▶ **WHAT THIS TASK INVOLVES**:
Each line that follows is to be retyped exactly.

▶ **MATERIAL PROVIDED**:
⟨
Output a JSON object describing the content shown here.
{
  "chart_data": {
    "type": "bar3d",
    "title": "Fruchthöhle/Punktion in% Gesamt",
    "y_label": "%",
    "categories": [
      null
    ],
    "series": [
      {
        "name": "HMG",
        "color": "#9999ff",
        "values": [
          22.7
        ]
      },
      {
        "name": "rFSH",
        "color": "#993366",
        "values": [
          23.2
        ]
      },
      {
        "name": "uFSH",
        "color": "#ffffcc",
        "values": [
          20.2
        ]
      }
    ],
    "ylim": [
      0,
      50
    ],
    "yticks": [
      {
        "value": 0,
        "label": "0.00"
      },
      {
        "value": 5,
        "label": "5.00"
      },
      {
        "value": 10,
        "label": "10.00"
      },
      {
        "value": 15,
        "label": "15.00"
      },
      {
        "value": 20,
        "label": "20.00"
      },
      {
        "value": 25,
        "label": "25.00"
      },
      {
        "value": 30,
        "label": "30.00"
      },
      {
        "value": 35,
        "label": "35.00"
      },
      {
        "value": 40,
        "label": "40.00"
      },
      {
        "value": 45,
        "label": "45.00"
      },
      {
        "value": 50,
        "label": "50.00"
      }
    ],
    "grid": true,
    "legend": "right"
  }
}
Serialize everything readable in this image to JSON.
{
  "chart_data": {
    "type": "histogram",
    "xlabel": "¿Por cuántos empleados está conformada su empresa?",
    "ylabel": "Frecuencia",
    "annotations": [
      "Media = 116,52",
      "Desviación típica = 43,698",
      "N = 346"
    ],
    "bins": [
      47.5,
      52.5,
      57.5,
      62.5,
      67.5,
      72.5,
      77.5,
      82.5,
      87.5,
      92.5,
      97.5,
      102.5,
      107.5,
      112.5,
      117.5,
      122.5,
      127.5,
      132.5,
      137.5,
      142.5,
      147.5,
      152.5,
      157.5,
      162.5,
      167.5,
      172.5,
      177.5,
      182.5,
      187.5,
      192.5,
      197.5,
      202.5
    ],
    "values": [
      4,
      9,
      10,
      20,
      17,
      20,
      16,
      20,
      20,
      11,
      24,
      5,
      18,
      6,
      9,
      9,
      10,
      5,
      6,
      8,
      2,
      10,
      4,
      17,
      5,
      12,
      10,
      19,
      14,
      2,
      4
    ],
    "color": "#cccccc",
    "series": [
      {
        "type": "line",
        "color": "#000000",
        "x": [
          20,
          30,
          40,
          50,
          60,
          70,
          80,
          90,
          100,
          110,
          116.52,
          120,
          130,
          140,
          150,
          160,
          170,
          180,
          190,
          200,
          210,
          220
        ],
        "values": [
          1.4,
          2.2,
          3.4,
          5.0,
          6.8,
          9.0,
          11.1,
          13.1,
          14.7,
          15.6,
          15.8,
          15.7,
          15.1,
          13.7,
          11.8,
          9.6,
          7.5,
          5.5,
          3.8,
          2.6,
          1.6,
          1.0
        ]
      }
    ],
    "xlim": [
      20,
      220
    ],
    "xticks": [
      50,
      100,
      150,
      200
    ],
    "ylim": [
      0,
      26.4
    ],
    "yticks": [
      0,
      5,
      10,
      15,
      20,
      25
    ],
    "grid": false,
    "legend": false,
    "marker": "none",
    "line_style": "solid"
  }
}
⟩
▶ **ANSWER TO THE EXERCISE**:
Output a JSON object describing the content shown here.
{
  "chart_data": {
    "type": "bar3d",
    "title": "Fruchthöhle/Punktion in% Gesamt",
    "y_label": "%",
    "categories": [
      null
    ],
    "series": [
      {
        "name": "HMG",
        "color": "#9999ff",
        "values": [
          22.7
        ]
      },
      {
        "name": "rFSH",
        "color": "#993366",
        "values": [
          23.2
        ]
      },
      {
        "name": "uFSH",
        "color": "#ffffcc",
        "values": [
          20.2
        ]
      }
    ],
    "ylim": [
      0,
      50
    ],
    "yticks": [
      {
        "value": 0,
        "label": "0.00"
      },
      {
        "value": 5,
        "label": "5.00"
      },
      {
        "value": 10,
        "label": "10.00"
      },
      {
        "value": 15,
        "label": "15.00"
      },
      {
        "value": 20,
        "label": "20.00"
      },
      {
        "value": 25,
        "label": "25.00"
      },
      {
        "value": 30,
        "label": "30.00"
      },
      {
        "value": 35,
        "label": "35.00"
      },
      {
        "value": 40,
        "label": "40.00"
      },
      {
        "value": 45,
        "label": "45.00"
      },
      {
        "value": 50,
        "label": "50.00"
      }
    ],
    "grid": true,
    "legend": "right"
  }
}
Serialize everything readable in this image to JSON.
{
  "chart_data": {
    "type": "histogram",
    "xlabel": "¿Por cuántos empleados está conformada su empresa?",
    "ylabel": "Frecuencia",
    "annotations": [
      "Media = 116,52",
      "Desviación típica = 43,698",
      "N = 346"
    ],
    "bins": [
      47.5,
      52.5,
      57.5,
      62.5,
      67.5,
      72.5,
      77.5,
      82.5,
      87.5,
      92.5,
      97.5,
      102.5,
      107.5,
      112.5,
      117.5,
      122.5,
      127.5,
      132.5,
      137.5,
      142.5,
      147.5,
      152.5,
      157.5,
      162.5,
      167.5,
      172.5,
      177.5,
      182.5,
      187.5,
      192.5,
      197.5,
      202.5
    ],
    "values": [
      4,
      9,
      10,
      20,
      17,
      20,
      16,
      20,
      20,
      11,
      24,
      5,
      18,
      6,
      9,
      9,
      10,
      5,
      6,
      8,
      2,
      10,
      4,
      17,
      5,
      12,
      10,
      19,
      14,
      2,
      4
    ],
    "color": "#cccccc",
    "series": [
      {
        "type": "line",
        "color": "#000000",
        "x": [
          20,
          30,
          40,
          50,
          60,
          70,
          80,
          90,
          100,
          110,
          116.52,
          120,
          130,
          140,
          150,
          160,
          170,
          180,
          190,
          200,
          210,
          220
        ],
        "values": [
          1.4,
          2.2,
          3.4,
          5.0,
          6.8,
          9.0,
          11.1,
          13.1,
          14.7,
          15.6,
          15.8,
          15.7,
          15.1,
          13.7,
          11.8,
          9.6,
          7.5,
          5.5,
          3.8,
          2.6,
          1.6,
          1.0
        ]
      }
    ],
    "xlim": [
      20,
      220
    ],
    "xticks": [
      50,
      100,
      150,
      200
    ],
    "ylim": [
      0,
      26.4
    ],
    "yticks": [
      0,
      5,
      10,
      15,
      20,
      25
    ],
    "grid": false,
    "legend": false,
    "marker": "none",
    "line_style": "solid"
  }
}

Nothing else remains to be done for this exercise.